**Objective**
Write out all of the records precisely. Skip anything that is a picture.

────────────────────

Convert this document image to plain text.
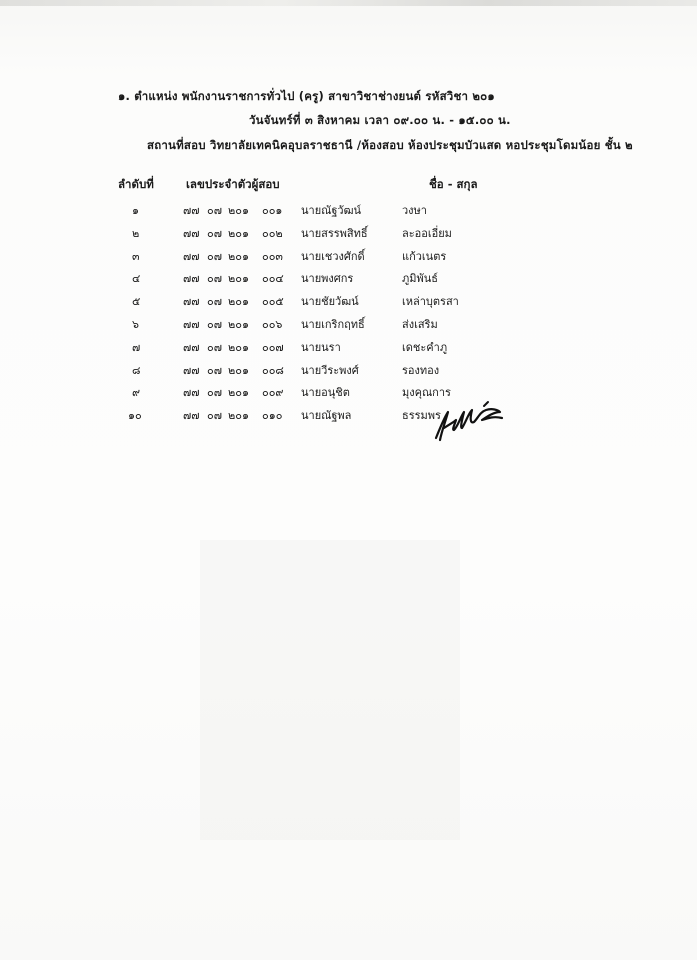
๑. ตำแหน่ง พนักงานราชการทั่วไป (ครู) สาขาวิชาช่างยนต์ รหัสวิชา ๒๐๑
วันจันทร์ที่ ๓ สิงหาคม เวลา ๐๙.๐๐ น. - ๑๕.๐๐ น.
สถานที่สอบ วิทยาลัยเทคนิคอุบลราชธานี /ห้องสอบ ห้องประชุมบัวแสด หอประชุมโดมน้อย ชั้น ๒
ลำดับที่	เลขประจำตัวผู้สอบ	ชื่อ - สกุล
๑	๗๗ ๐๗ ๒๐๑ ๐๐๑ นายณัฐวัฒน์	วงษา
๒	๗๗ ๐๗ ๒๐๑ ๐๐๒ นายสรรพสิทธิ์	ละออเอี่ยม
๓	๗๗ ๐๗ ๒๐๑ ๐๐๓ นายเชวงศักดิ์	แก้วเนตร
๔	๗๗ ๐๗ ๒๐๑ ๐๐๔ นายพงศกร	ภูมิพันธ์
๕	๗๗ ๐๗ ๒๐๑ ๐๐๕ นายชัยวัฒน์	เหล่าบุตรสา
๖	๗๗ ๐๗ ๒๐๑ ๐๐๖ นายเกริกฤทธิ์	ส่งเสริม
๗	๗๗ ๐๗ ๒๐๑ ๐๐๗ นายนรา	เดชะคำภู
๘	๗๗ ๐๗ ๒๐๑ ๐๐๘ นายวีระพงศ์	รองทอง
๙	๗๗ ๐๗ ๒๐๑ ๐๐๙ นายอนุชิต	มุงคุณการ
๑๐	๗๗ ๐๗ ๒๐๑ ๐๑๐ นายณัฐพล	ธรรมพร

────────────────────

**Solution to this task**
Convert this document image to plain text.
๑. ตำแหน่ง พนักงานราชการทั่วไป (ครู) สาขาวิชาช่างยนต์ รหัสวิชา ๒๐๑
วันจันทร์ที่ ๓ สิงหาคม เวลา ๐๙.๐๐ น. - ๑๕.๐๐ น.
สถานที่สอบ วิทยาลัยเทคนิคอุบลราชธานี /ห้องสอบ ห้องประชุมบัวแสด หอประชุมโดมน้อย ชั้น ๒
ลำดับที่	เลขประจำตัวผู้สอบ	ชื่อ - สกุล
๑	๗๗ ๐๗ ๒๐๑ ๐๐๑ นายณัฐวัฒน์	วงษา
๒	๗๗ ๐๗ ๒๐๑ ๐๐๒ นายสรรพสิทธิ์	ละออเอี่ยม
๓	๗๗ ๐๗ ๒๐๑ ๐๐๓ นายเชวงศักดิ์	แก้วเนตร
๔	๗๗ ๐๗ ๒๐๑ ๐๐๔ นายพงศกร	ภูมิพันธ์
๕	๗๗ ๐๗ ๒๐๑ ๐๐๕ นายชัยวัฒน์	เหล่าบุตรสา
๖	๗๗ ๐๗ ๒๐๑ ๐๐๖ นายเกริกฤทธิ์	ส่งเสริม
๗	๗๗ ๐๗ ๒๐๑ ๐๐๗ นายนรา	เดชะคำภู
๘	๗๗ ๐๗ ๒๐๑ ๐๐๘ นายวีระพงศ์	รองทอง
๙	๗๗ ๐๗ ๒๐๑ ๐๐๙ นายอนุชิต	มุงคุณการ
๑๐	๗๗ ๐๗ ๒๐๑ ๐๑๐ นายณัฐพล	ธรรมพร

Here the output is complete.